<<<<

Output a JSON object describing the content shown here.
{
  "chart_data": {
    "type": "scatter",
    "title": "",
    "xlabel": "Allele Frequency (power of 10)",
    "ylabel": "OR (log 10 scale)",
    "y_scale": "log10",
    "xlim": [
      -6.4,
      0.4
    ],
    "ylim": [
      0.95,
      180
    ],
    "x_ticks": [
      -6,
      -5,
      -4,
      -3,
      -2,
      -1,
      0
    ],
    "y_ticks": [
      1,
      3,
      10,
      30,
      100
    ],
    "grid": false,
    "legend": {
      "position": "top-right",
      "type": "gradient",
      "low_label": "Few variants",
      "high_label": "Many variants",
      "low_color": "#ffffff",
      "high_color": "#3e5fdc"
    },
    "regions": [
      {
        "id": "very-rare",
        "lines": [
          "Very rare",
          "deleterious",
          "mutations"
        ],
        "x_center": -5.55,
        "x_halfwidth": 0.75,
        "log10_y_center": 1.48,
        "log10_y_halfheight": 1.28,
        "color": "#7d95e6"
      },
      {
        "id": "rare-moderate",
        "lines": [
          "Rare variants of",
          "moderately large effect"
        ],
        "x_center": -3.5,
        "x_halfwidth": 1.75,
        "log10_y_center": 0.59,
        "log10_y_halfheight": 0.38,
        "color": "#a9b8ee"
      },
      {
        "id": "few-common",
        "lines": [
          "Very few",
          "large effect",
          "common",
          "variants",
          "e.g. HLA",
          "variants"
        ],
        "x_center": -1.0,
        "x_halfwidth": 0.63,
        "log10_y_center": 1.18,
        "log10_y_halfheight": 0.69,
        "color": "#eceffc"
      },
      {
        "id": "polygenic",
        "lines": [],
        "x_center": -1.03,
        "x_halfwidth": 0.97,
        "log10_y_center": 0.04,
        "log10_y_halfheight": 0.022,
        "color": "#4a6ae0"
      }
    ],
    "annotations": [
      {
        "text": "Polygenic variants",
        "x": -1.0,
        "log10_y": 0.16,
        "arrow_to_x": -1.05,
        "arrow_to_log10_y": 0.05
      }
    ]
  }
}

>>>>

Copy out each record exactly as given, omitting none.

RESULT:
Output a JSON object describing the content shown here.
{
  "chart_data": {
    "type": "scatter",
    "title": "",
    "xlabel": "Allele Frequency (power of 10)",
    "ylabel": "OR (log 10 scale)",
    "y_scale": "log10",
    "xlim": [
      -6.4,
      0.4
    ],
    "ylim": [
      0.95,
      180
    ],
    "x_ticks": [
      -6,
      -5,
      -4,
      -3,
      -2,
      -1,
      0
    ],
    "y_ticks": [
      1,
      3,
      10,
      30,
      100
    ],
    "grid": false,
    "legend": {
      "position": "top-right",
      "type": "gradient",
      "low_label": "Few variants",
      "high_label": "Many variants",
      "low_color": "#ffffff",
      "high_color": "#3e5fdc"
    },
    "regions": [
      {
        "id": "very-rare",
        "lines": [
          "Very rare",
          "deleterious",
          "mutations"
        ],
        "x_center": -5.55,
        "x_halfwidth": 0.75,
        "log10_y_center": 1.48,
        "log10_y_halfheight": 1.28,
        "color": "#7d95e6"
      },
      {
        "id": "rare-moderate",
        "lines": [
          "Rare variants of",
          "moderately large effect"
        ],
        "x_center": -3.5,
        "x_halfwidth": 1.75,
        "log10_y_center": 0.59,
        "log10_y_halfheight": 0.38,
        "color": "#a9b8ee"
      },
      {
        "id": "few-common",
        "lines": [
          "Very few",
          "large effect",
          "common",
          "variants",
          "e.g. HLA",
          "variants"
        ],
        "x_center": -1.0,
        "x_halfwidth": 0.63,
        "log10_y_center": 1.18,
        "log10_y_halfheight": 0.69,
        "color": "#eceffc"
      },
      {
        "id": "polygenic",
        "lines": [],
        "x_center": -1.03,
        "x_halfwidth": 0.97,
        "log10_y_center": 0.04,
        "log10_y_halfheight": 0.022,
        "color": "#4a6ae0"
      }
    ],
    "annotations": [
      {
        "text": "Polygenic variants",
        "x": -1.0,
        "log10_y": 0.16,
        "arrow_to_x": -1.05,
        "arrow_to_log10_y": 0.05
      }
    ]
  }
}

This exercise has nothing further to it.